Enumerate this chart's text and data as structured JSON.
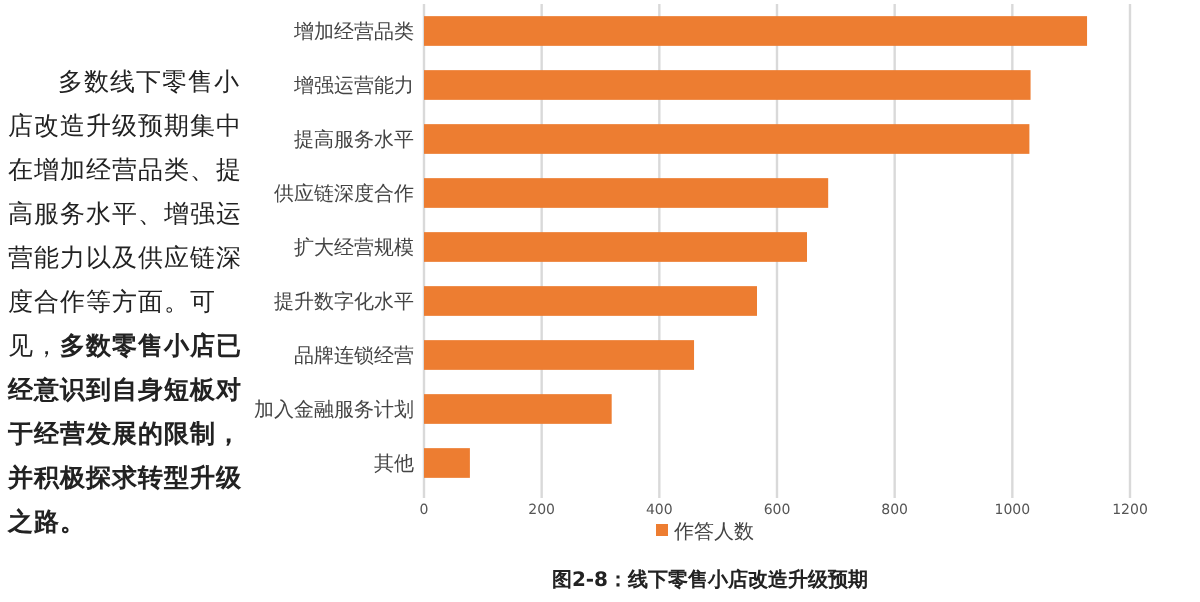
{
  "chart_data": {
    "type": "bar",
    "orientation": "horizontal",
    "title": "图2-8：线下零售小店改造升级预期",
    "categories": [
      "增加经营品类",
      "增强运营能力",
      "提高服务水平",
      "供应链深度合作",
      "扩大经营规模",
      "提升数字化水平",
      "品牌连锁经营",
      "加入金融服务计划",
      "其他"
    ],
    "series": [
      {
        "name": "作答人数",
        "color": "#ed7d31",
        "values": [
          1127,
          1031,
          1029,
          687,
          651,
          566,
          459,
          319,
          78
        ]
      }
    ],
    "xlim": [
      0,
      1200
    ],
    "xticks": [
      0,
      200,
      400,
      600,
      800,
      1000,
      1200
    ],
    "grid": "x",
    "legend": "bottom",
    "annotations": [
      "多数线下零售小店改造升级预期集中在增加经营品类、提高服务水平、增强运营能力以及供应链深度合作等方面。可见，**多数零售小店已经意识到自身短板对于经营发展的限制，并积极探求转型升级之路。**"
    ]
  }
}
• • • • •
| WORK INSTRUCTIONS |
Omitting all images, print the listing exactly.

| EXPECTED ANSWER |
Enumerate this chart's text and data as structured JSON.
{
  "chart_data": {
    "type": "bar",
    "orientation": "horizontal",
    "title": "图2-8：线下零售小店改造升级预期",
    "categories": [
      "增加经营品类",
      "增强运营能力",
      "提高服务水平",
      "供应链深度合作",
      "扩大经营规模",
      "提升数字化水平",
      "品牌连锁经营",
      "加入金融服务计划",
      "其他"
    ],
    "series": [
      {
        "name": "作答人数",
        "color": "#ed7d31",
        "values": [
          1127,
          1031,
          1029,
          687,
          651,
          566,
          459,
          319,
          78
        ]
      }
    ],
    "xlim": [
      0,
      1200
    ],
    "xticks": [
      0,
      200,
      400,
      600,
      800,
      1000,
      1200
    ],
    "grid": "x",
    "legend": "bottom",
    "annotations": [
      "多数线下零售小店改造升级预期集中在增加经营品类、提高服务水平、增强运营能力以及供应链深度合作等方面。可见，**多数零售小店已经意识到自身短板对于经营发展的限制，并积极探求转型升级之路。**"
    ]
  }
}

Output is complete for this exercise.